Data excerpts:
— BEGIN —

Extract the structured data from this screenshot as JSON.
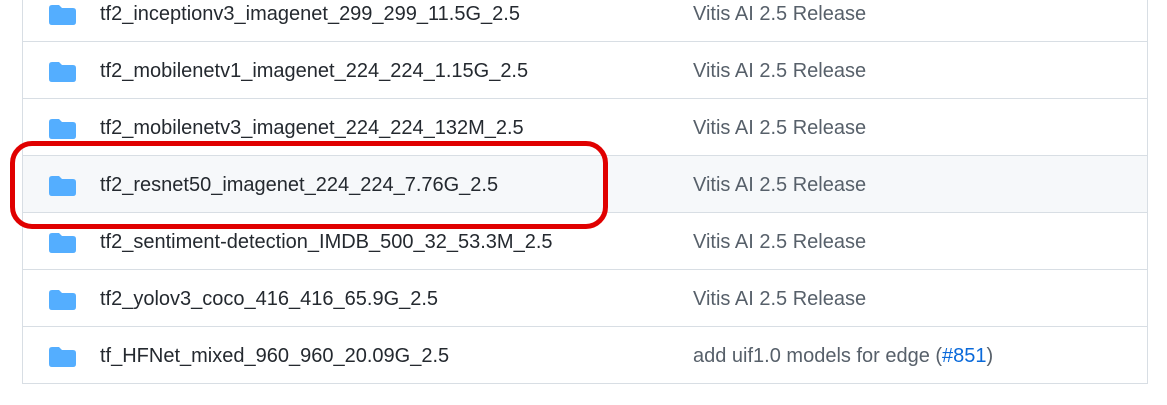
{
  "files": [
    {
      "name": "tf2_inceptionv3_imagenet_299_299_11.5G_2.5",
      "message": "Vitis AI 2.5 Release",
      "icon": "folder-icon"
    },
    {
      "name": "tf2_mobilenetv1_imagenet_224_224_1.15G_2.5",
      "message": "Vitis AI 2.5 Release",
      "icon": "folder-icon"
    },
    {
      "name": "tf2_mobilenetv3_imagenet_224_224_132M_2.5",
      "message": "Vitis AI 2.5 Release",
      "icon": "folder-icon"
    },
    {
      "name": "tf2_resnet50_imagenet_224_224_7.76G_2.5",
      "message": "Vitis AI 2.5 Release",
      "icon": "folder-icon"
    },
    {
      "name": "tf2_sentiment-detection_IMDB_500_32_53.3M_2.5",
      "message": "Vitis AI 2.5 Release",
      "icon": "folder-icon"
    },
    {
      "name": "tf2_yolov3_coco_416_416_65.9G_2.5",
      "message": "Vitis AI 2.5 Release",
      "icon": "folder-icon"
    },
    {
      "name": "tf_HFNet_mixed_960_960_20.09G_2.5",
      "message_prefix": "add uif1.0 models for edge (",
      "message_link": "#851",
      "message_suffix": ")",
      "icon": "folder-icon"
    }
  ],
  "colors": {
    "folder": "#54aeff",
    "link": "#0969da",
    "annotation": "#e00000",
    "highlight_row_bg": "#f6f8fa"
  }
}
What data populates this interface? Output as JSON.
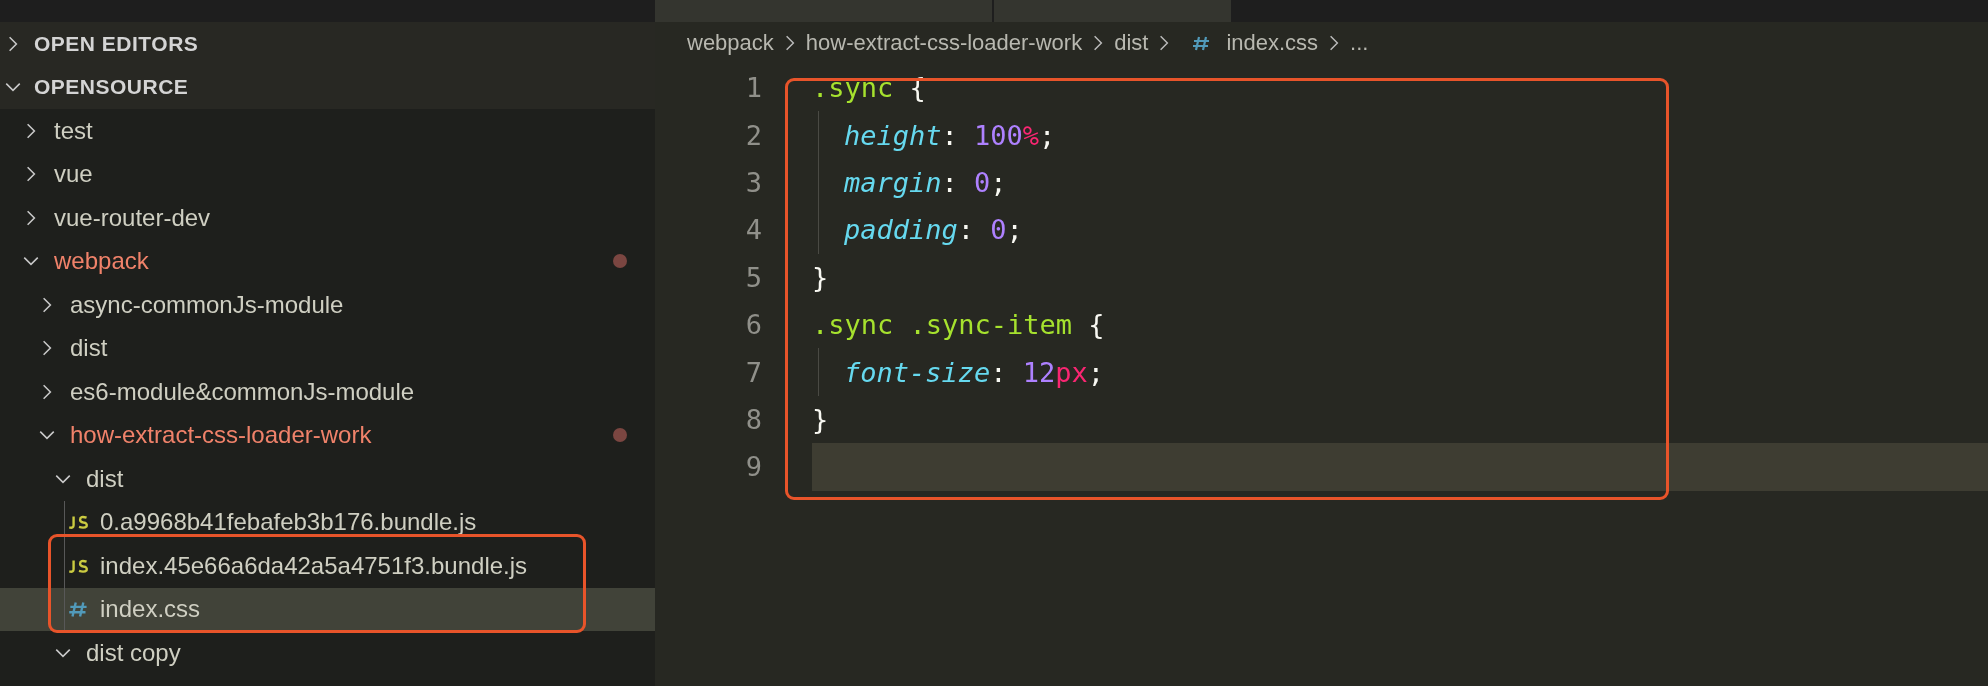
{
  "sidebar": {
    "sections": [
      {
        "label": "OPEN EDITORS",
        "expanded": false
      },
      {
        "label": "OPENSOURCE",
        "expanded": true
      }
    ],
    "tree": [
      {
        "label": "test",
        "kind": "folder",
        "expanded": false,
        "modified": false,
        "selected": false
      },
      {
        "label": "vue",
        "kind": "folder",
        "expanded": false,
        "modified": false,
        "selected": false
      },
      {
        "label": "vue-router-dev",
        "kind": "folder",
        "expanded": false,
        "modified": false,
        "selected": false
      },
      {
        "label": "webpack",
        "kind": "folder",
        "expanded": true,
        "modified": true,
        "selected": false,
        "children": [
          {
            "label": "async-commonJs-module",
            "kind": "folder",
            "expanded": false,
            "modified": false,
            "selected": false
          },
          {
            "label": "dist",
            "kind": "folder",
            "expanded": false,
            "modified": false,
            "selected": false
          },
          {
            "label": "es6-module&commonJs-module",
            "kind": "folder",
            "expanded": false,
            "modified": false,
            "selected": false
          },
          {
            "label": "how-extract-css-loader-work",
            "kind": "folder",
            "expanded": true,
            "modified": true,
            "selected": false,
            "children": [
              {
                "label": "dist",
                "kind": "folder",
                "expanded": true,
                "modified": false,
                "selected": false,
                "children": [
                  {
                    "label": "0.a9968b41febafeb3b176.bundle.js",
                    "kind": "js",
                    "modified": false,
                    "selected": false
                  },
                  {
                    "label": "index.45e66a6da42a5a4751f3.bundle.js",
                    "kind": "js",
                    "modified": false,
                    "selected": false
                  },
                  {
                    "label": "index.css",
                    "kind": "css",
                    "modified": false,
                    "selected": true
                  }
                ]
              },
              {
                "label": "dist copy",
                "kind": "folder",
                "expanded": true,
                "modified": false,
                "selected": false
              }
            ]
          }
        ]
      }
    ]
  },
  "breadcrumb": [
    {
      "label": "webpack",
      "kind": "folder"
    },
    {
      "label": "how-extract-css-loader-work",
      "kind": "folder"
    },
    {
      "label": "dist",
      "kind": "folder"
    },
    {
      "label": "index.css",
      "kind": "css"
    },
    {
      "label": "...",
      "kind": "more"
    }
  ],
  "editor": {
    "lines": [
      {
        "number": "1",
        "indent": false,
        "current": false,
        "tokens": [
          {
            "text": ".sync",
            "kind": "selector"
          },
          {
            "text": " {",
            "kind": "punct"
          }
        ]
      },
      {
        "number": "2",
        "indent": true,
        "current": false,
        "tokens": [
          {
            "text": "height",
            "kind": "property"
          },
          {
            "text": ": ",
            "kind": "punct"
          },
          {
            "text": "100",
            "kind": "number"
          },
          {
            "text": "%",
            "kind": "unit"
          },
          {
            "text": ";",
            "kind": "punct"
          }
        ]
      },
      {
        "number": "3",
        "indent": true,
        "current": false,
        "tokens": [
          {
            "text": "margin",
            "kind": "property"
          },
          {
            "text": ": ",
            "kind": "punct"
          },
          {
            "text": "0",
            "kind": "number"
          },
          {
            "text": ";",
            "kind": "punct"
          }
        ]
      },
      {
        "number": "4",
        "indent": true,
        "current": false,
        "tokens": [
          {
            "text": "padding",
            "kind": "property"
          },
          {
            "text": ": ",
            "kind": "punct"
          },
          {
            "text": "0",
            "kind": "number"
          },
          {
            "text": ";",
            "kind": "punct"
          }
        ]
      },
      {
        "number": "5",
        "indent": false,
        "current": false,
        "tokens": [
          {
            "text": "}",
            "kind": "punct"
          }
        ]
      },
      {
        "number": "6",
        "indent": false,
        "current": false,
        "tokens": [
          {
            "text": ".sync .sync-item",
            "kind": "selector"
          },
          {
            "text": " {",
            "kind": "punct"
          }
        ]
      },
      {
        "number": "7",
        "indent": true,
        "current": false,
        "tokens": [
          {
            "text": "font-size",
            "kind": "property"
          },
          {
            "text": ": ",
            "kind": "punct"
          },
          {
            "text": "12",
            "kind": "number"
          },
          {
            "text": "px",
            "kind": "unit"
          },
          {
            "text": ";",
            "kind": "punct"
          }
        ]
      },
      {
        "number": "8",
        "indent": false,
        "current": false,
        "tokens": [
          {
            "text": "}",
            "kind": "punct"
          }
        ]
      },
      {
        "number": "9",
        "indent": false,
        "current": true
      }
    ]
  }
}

— END —
— BEGIN —

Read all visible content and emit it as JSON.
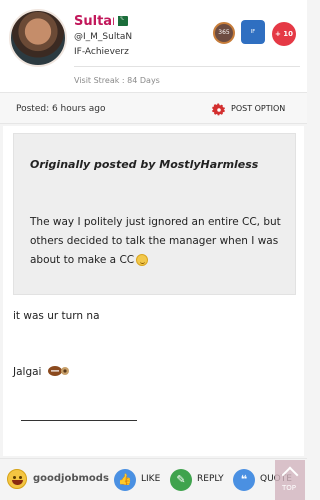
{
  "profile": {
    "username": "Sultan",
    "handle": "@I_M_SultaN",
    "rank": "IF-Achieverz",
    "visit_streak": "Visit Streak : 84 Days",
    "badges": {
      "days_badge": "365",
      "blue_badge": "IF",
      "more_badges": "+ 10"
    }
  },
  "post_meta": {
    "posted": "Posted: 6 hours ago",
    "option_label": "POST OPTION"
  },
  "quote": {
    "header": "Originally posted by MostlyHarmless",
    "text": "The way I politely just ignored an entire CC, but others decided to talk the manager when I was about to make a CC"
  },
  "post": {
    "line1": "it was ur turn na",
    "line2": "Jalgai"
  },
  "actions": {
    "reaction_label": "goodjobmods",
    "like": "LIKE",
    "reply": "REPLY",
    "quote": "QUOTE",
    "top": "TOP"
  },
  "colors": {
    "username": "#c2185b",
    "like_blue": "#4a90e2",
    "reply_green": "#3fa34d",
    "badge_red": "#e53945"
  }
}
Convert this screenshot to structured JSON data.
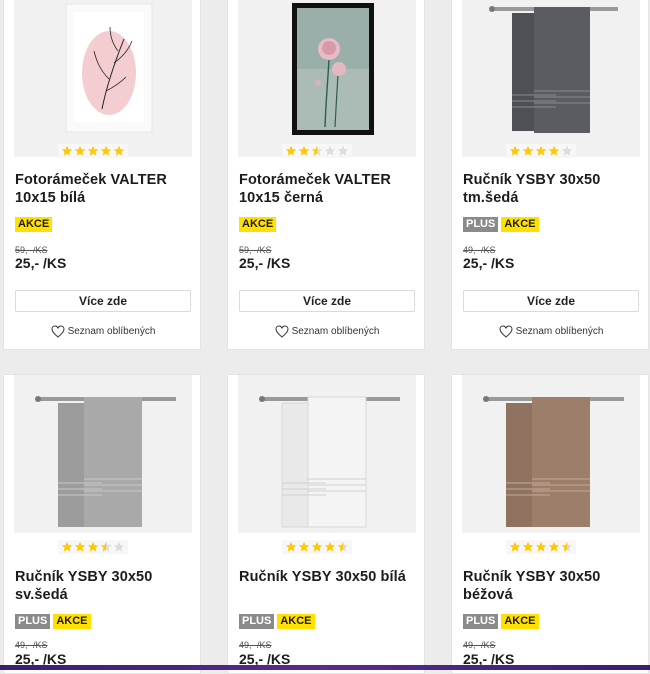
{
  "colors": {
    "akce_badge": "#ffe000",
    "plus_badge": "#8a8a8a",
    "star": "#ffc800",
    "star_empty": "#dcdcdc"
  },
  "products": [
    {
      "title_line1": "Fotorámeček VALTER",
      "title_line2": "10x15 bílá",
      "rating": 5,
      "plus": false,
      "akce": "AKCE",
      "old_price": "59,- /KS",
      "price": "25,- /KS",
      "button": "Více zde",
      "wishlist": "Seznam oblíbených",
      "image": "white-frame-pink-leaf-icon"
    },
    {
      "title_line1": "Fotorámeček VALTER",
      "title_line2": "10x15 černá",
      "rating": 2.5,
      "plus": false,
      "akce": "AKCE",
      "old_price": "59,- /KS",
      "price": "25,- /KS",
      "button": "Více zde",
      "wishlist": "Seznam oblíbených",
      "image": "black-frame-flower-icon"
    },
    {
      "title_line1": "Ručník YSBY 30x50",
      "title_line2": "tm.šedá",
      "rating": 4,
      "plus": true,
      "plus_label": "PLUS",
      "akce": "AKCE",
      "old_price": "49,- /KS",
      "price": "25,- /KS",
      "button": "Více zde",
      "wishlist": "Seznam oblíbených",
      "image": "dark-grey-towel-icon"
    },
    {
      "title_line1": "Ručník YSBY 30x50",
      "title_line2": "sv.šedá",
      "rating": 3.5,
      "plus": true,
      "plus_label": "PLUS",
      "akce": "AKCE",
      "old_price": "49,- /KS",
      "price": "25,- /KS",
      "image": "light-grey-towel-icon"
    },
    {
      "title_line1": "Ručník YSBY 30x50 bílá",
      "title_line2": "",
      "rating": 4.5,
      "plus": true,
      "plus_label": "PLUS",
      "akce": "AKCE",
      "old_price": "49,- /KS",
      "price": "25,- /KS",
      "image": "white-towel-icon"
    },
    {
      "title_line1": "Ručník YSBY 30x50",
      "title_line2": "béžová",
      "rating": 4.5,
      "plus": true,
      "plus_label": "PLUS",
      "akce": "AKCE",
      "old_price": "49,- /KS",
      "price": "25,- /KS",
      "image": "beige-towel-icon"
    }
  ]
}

— END —
— BEGIN —

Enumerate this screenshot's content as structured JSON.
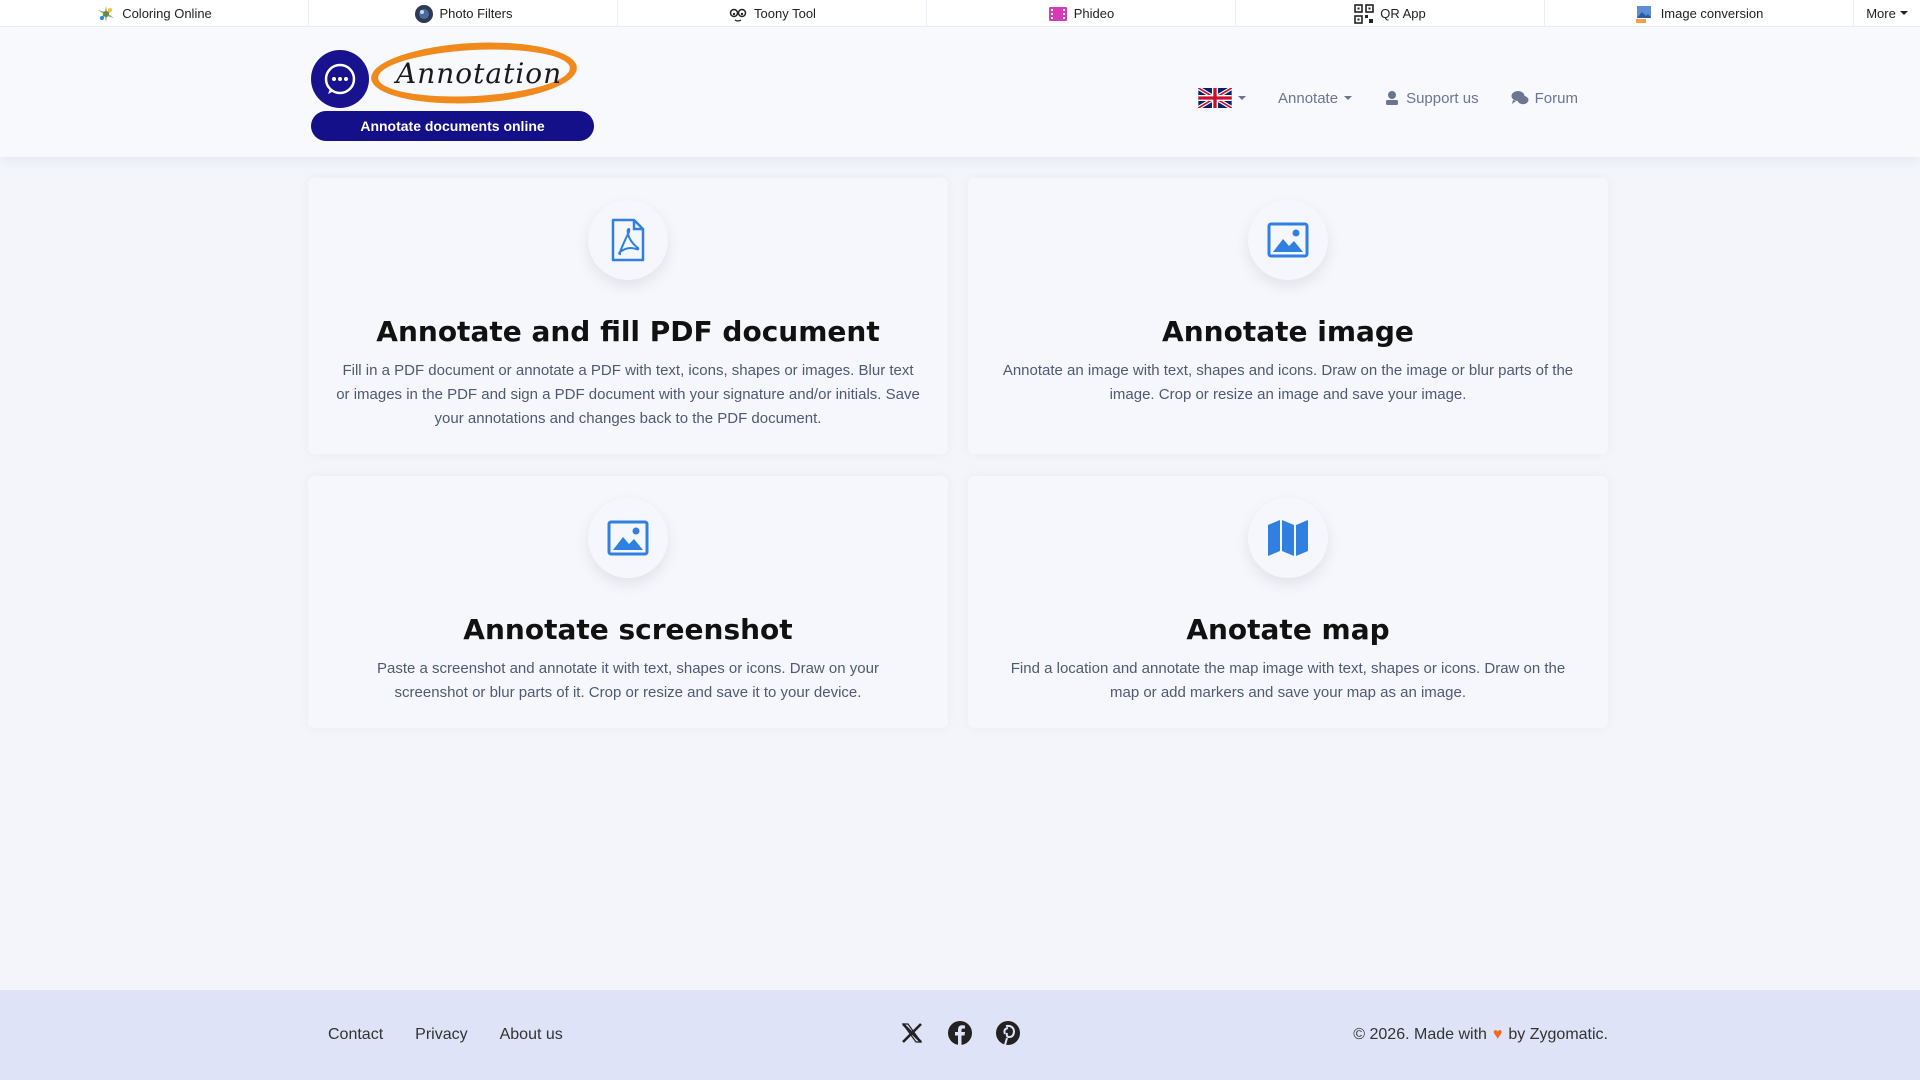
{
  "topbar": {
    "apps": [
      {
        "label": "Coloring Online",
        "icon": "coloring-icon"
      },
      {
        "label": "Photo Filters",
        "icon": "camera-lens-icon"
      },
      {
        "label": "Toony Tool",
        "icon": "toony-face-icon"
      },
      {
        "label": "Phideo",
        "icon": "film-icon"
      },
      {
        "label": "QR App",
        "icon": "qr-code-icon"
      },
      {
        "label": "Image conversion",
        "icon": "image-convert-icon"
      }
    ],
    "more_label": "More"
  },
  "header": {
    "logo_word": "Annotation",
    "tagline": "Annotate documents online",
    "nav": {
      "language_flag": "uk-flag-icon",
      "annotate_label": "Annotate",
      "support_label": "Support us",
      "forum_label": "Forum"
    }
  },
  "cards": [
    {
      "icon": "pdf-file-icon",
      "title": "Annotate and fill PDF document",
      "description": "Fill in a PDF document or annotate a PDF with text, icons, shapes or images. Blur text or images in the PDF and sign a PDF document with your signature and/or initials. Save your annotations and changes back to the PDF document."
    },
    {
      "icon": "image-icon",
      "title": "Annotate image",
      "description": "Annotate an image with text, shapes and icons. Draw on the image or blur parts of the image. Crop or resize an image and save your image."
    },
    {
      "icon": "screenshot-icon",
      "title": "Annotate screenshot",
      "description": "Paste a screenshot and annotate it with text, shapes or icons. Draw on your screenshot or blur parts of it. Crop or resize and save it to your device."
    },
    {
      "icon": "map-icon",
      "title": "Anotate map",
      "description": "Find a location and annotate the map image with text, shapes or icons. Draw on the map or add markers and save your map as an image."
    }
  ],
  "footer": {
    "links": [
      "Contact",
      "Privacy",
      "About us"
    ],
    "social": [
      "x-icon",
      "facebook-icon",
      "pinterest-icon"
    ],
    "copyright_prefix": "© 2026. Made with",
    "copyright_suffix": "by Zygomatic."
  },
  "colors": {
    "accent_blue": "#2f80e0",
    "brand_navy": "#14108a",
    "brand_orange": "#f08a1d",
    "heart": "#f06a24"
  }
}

— END —

▶ **The problem**
Scan the listing above for the word "commonJs" and copy every line that holds it.

▶ **Output of the exercise**
            "label": "async-commonJs-module",
            "label": "es6-module&commonJs-module",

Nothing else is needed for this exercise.